Task instructions: Count every line of the listing where the string "如果居间成功" occurs, and reply with the count alone.

Available records:
====

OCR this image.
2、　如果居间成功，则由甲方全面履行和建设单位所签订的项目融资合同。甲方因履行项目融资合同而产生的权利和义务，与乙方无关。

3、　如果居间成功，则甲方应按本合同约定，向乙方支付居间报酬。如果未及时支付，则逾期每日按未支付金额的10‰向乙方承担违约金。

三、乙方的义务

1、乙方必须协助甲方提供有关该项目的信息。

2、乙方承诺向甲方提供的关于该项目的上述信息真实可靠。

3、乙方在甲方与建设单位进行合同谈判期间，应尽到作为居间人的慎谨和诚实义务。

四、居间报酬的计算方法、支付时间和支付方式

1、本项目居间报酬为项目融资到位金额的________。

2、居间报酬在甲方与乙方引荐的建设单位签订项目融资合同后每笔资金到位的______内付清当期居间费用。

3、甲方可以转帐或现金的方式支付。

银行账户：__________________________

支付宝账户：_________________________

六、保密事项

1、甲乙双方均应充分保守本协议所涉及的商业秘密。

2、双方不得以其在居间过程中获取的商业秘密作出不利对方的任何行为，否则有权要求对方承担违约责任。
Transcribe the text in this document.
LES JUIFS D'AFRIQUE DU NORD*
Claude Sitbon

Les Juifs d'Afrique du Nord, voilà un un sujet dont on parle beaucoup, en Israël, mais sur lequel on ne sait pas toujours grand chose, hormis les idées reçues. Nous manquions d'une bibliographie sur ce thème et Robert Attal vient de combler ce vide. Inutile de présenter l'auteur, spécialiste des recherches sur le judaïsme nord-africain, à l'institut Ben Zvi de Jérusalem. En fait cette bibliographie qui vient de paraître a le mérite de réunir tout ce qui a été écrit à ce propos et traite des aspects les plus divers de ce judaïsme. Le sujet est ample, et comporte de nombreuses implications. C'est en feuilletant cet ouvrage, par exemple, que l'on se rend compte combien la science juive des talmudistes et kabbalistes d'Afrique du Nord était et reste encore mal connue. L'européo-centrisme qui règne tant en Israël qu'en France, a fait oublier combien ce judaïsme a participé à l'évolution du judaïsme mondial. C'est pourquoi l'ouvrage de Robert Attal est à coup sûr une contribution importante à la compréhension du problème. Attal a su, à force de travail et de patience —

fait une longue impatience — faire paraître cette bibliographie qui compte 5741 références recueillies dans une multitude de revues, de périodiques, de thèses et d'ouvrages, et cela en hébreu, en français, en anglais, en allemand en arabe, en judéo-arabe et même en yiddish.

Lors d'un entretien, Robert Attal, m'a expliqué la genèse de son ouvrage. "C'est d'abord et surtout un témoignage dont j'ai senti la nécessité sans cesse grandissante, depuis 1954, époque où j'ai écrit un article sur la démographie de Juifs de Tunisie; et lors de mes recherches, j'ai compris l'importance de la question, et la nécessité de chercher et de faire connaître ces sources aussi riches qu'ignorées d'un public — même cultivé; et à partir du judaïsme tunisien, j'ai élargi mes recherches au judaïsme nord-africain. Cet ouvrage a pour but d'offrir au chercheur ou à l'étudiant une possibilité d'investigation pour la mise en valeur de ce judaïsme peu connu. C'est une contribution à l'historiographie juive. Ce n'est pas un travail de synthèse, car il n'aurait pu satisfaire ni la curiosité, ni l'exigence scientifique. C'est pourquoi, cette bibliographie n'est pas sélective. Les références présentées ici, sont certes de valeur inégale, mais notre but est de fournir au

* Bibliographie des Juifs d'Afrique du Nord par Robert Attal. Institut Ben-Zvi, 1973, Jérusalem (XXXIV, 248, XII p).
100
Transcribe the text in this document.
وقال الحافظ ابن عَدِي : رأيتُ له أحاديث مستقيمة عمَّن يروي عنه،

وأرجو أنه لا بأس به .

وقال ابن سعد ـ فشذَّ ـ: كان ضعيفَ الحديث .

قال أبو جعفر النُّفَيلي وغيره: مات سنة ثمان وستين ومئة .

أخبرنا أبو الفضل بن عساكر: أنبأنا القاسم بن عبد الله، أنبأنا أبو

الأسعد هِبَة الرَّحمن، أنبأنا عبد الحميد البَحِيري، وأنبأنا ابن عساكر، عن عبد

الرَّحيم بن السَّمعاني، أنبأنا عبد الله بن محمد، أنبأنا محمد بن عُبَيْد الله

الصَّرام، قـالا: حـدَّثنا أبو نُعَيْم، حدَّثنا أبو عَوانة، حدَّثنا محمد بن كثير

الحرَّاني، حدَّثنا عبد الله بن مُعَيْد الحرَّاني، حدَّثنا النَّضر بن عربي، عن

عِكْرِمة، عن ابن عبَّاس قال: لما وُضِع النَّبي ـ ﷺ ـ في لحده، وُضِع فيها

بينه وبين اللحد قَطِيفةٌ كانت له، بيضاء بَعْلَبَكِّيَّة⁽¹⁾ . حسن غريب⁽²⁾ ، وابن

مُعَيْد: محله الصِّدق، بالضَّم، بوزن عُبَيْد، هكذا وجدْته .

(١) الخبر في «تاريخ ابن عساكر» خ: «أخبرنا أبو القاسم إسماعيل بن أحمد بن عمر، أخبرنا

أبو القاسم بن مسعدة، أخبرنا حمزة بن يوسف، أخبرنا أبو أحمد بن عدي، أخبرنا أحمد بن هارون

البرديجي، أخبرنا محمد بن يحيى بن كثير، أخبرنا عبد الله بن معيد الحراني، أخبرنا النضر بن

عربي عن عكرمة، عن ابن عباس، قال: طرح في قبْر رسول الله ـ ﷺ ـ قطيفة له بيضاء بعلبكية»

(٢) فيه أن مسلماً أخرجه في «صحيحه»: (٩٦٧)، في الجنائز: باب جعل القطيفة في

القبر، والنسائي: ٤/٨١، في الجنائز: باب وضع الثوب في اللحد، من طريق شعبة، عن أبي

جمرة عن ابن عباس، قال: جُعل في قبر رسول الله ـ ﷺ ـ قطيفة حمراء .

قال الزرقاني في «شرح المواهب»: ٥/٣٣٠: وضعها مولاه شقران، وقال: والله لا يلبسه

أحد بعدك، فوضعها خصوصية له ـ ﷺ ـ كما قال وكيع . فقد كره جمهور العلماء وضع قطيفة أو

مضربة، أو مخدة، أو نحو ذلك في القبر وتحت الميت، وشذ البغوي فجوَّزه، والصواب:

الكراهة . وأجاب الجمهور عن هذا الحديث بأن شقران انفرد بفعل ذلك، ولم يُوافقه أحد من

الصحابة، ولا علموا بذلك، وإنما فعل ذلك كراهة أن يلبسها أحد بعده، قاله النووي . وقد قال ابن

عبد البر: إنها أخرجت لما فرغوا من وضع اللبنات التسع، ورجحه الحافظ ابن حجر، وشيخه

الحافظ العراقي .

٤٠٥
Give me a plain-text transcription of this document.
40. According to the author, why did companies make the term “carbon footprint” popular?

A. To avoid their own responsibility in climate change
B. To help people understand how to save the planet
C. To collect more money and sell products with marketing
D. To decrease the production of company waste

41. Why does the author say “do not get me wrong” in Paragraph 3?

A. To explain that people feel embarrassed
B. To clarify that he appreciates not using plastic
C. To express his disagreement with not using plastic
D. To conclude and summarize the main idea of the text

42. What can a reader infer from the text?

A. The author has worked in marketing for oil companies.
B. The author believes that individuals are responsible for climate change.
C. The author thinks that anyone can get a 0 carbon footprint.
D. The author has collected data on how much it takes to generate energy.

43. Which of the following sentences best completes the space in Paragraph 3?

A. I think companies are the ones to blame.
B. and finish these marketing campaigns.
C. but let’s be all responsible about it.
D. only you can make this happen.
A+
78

====

Complete answer: 2